[Start of Record list]
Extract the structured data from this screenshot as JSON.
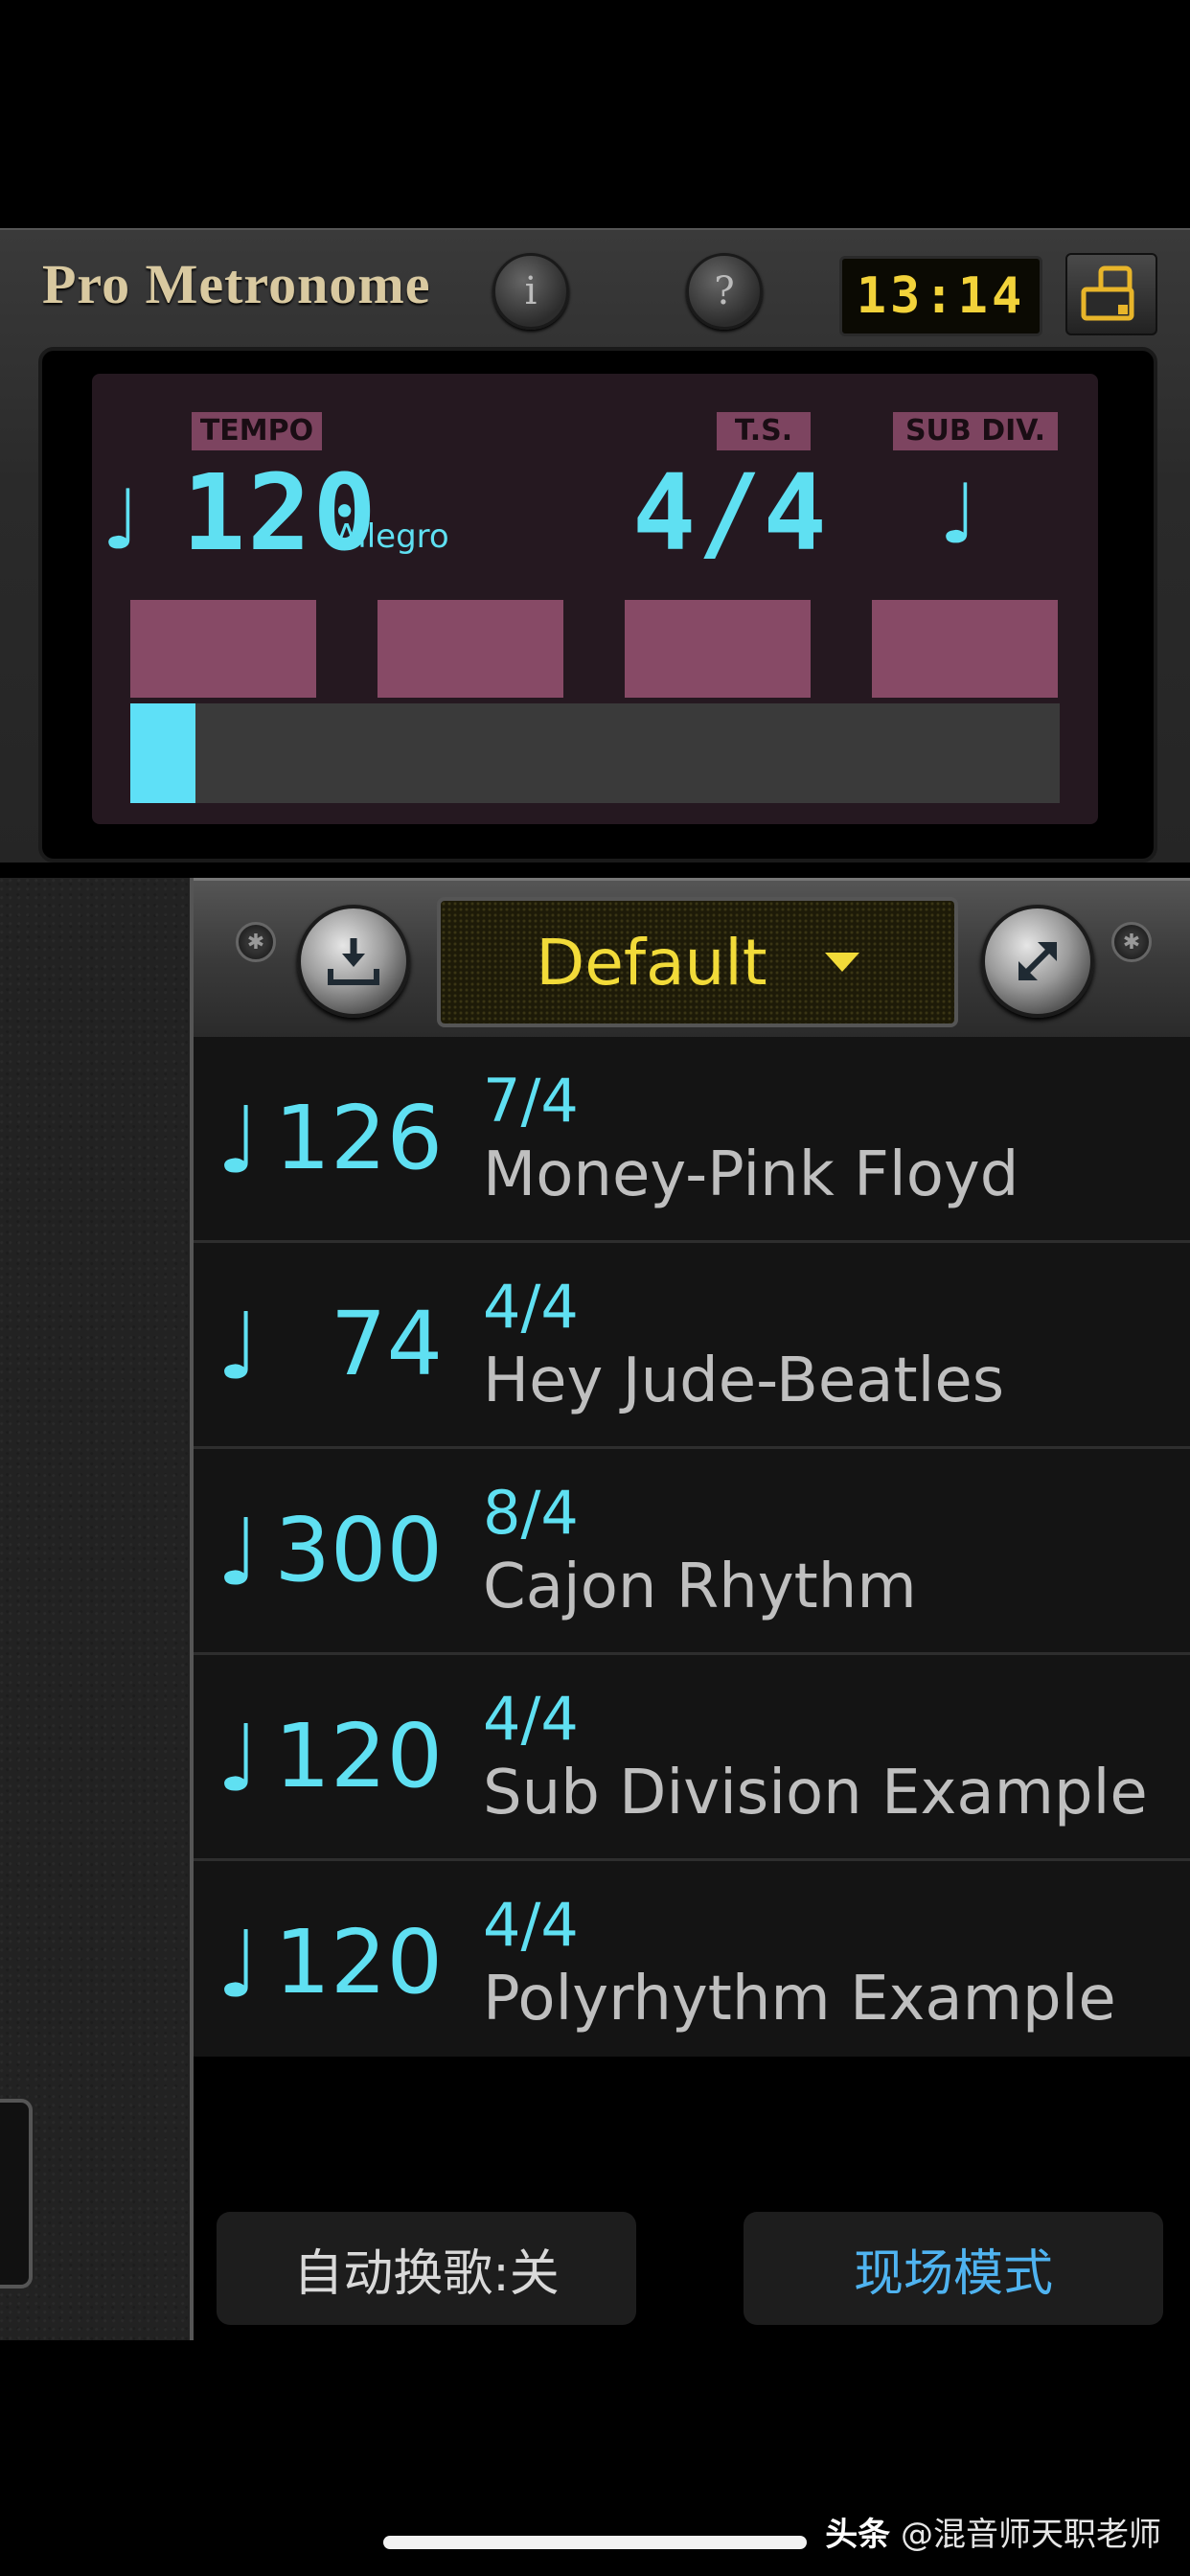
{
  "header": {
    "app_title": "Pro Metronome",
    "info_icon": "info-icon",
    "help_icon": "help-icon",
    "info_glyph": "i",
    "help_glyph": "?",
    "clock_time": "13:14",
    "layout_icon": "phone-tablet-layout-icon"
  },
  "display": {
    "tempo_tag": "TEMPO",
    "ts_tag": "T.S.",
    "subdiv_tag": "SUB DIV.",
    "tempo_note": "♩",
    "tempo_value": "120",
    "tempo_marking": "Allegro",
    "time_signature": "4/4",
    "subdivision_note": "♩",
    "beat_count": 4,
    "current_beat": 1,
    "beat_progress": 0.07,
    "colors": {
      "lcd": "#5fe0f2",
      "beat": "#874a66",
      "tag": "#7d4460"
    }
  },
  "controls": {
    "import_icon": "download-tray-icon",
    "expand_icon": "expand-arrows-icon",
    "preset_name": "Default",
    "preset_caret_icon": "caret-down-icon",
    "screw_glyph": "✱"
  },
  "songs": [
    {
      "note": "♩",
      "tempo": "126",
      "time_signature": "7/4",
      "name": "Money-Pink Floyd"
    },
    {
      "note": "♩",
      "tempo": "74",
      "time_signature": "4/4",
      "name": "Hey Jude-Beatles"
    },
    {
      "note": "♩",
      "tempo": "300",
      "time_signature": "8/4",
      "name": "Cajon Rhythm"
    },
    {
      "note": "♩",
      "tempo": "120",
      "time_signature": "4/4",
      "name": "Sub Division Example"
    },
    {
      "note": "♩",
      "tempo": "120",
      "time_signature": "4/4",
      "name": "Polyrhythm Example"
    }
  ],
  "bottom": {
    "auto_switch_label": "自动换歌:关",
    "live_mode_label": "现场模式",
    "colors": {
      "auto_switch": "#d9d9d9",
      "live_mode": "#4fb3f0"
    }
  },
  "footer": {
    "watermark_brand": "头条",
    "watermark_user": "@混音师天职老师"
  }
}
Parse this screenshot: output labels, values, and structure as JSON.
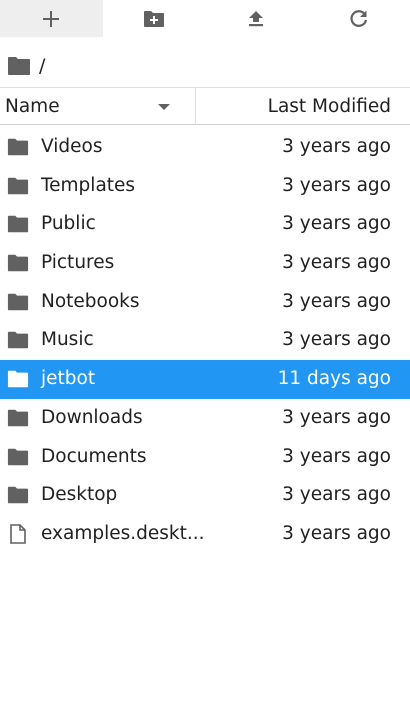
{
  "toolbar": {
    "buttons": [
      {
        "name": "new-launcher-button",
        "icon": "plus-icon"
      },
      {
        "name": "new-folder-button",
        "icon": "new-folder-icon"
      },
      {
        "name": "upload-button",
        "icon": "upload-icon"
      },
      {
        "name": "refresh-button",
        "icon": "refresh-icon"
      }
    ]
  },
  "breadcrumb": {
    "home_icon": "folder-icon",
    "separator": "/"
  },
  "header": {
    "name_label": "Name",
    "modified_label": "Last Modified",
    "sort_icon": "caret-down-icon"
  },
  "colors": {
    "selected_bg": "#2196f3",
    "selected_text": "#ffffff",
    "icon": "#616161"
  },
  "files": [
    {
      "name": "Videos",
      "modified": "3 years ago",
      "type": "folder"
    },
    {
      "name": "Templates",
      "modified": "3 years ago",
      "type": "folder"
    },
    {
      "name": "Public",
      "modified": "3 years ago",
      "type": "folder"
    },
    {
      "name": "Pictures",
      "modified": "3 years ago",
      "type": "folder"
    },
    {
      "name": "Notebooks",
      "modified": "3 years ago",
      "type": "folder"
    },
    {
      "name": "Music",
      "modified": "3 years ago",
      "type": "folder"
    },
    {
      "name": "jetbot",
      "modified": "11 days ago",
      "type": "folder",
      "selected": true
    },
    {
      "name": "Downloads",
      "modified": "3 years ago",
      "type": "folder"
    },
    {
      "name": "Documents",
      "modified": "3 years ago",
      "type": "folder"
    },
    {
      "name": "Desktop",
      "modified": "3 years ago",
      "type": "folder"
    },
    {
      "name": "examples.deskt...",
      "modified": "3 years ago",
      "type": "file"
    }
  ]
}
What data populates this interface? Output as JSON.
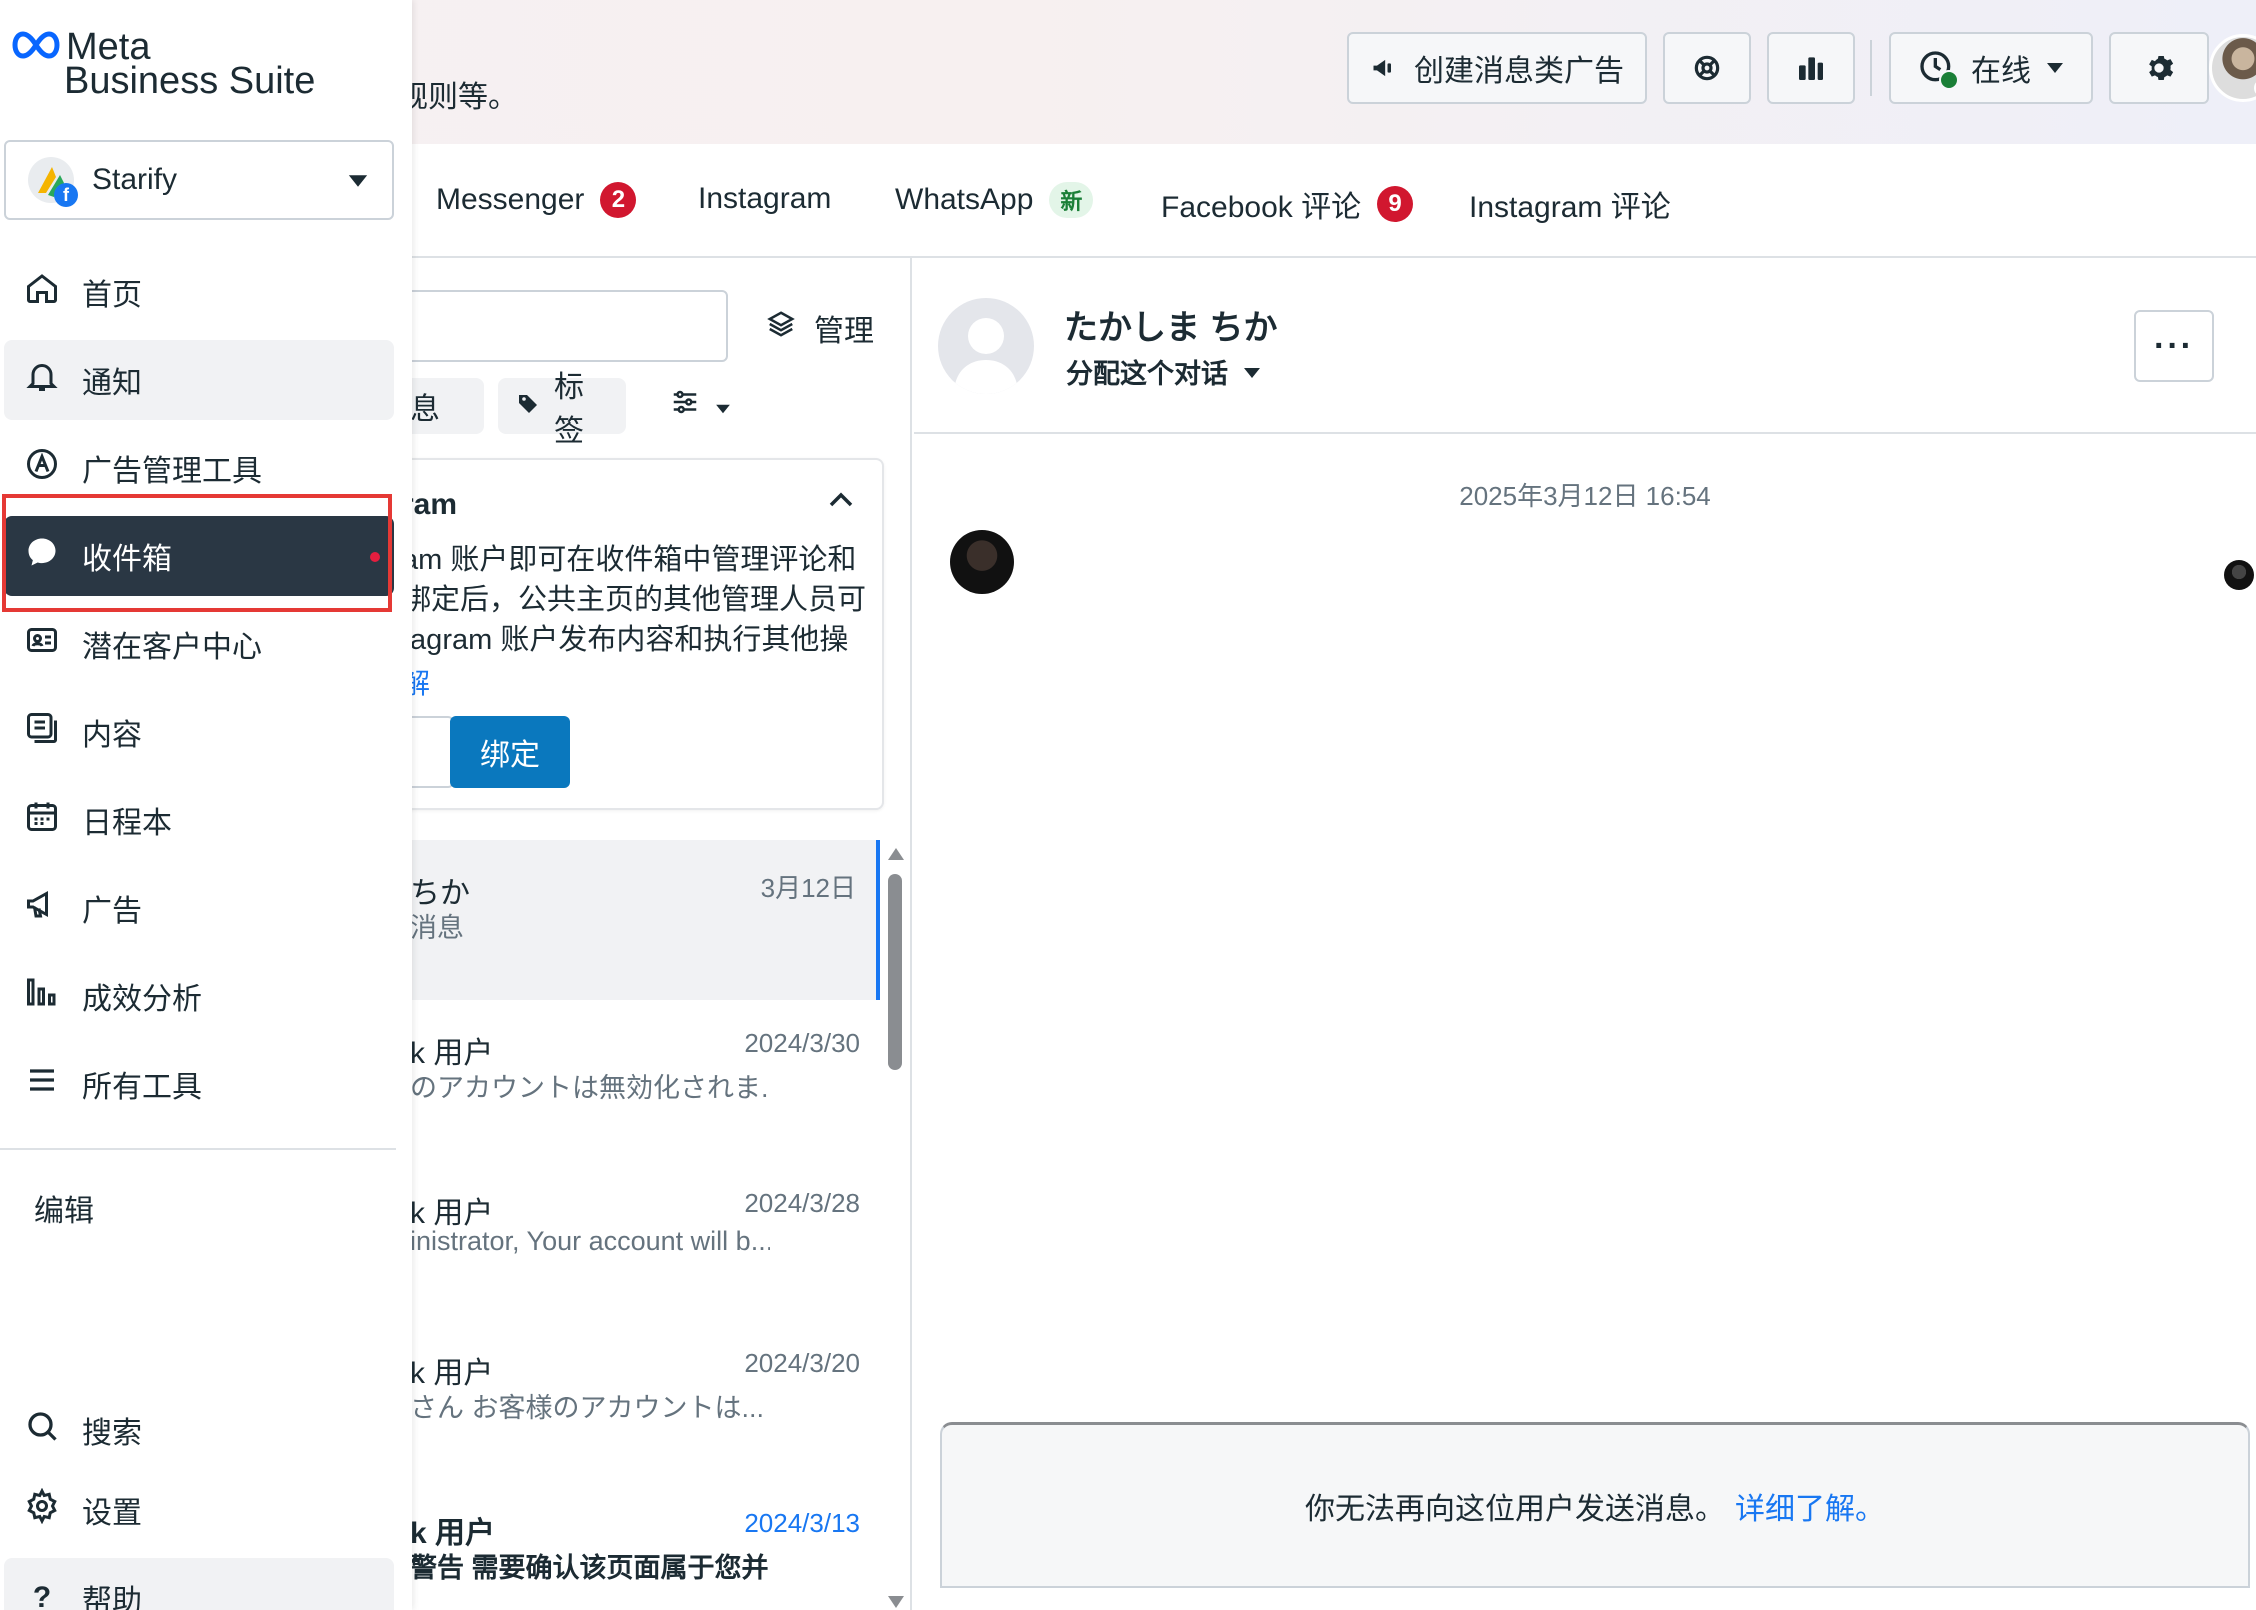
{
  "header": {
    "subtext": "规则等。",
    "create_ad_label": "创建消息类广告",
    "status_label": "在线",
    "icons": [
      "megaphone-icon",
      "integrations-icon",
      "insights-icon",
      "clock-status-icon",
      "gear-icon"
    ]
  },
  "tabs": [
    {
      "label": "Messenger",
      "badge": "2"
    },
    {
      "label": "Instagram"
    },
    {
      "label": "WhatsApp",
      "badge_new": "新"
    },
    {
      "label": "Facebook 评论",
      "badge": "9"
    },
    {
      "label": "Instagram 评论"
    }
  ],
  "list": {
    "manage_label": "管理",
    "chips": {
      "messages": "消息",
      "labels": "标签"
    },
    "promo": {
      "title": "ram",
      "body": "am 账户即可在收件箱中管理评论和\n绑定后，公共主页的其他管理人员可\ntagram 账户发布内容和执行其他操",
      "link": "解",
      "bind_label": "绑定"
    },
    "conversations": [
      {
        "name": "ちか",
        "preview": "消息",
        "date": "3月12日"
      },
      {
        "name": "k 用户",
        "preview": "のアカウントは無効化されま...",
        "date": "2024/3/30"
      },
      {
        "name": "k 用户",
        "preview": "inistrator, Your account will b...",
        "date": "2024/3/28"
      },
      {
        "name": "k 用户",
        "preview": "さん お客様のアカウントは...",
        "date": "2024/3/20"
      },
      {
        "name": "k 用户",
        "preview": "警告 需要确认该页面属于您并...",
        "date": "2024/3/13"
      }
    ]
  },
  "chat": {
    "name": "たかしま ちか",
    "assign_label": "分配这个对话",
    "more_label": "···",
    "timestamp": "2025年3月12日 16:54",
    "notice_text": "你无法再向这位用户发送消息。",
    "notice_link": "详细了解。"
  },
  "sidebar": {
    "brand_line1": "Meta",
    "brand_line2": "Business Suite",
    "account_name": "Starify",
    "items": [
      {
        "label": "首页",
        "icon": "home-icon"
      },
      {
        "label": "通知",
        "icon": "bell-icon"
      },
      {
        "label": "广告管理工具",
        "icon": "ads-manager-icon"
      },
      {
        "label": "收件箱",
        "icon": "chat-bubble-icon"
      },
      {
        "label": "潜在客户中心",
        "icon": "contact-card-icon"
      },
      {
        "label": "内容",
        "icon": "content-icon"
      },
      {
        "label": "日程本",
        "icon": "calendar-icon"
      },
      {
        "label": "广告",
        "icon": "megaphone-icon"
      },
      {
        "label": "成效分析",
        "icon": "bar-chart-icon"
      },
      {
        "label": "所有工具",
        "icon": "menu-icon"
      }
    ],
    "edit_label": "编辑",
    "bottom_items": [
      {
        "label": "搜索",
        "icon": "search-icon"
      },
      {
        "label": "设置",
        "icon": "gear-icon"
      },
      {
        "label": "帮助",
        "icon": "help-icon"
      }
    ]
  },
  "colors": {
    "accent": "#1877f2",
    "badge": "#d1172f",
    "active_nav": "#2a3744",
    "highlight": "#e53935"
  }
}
[End of Record list]
* [Work required]: Look above for lines with the word "this" and copy them all.

* [Solution below]:
Extract the structured data from this screenshot as JSON.
Parse this screenshot: output labels, values, and structure as JSON.
What data populates this interface? Output as JSON.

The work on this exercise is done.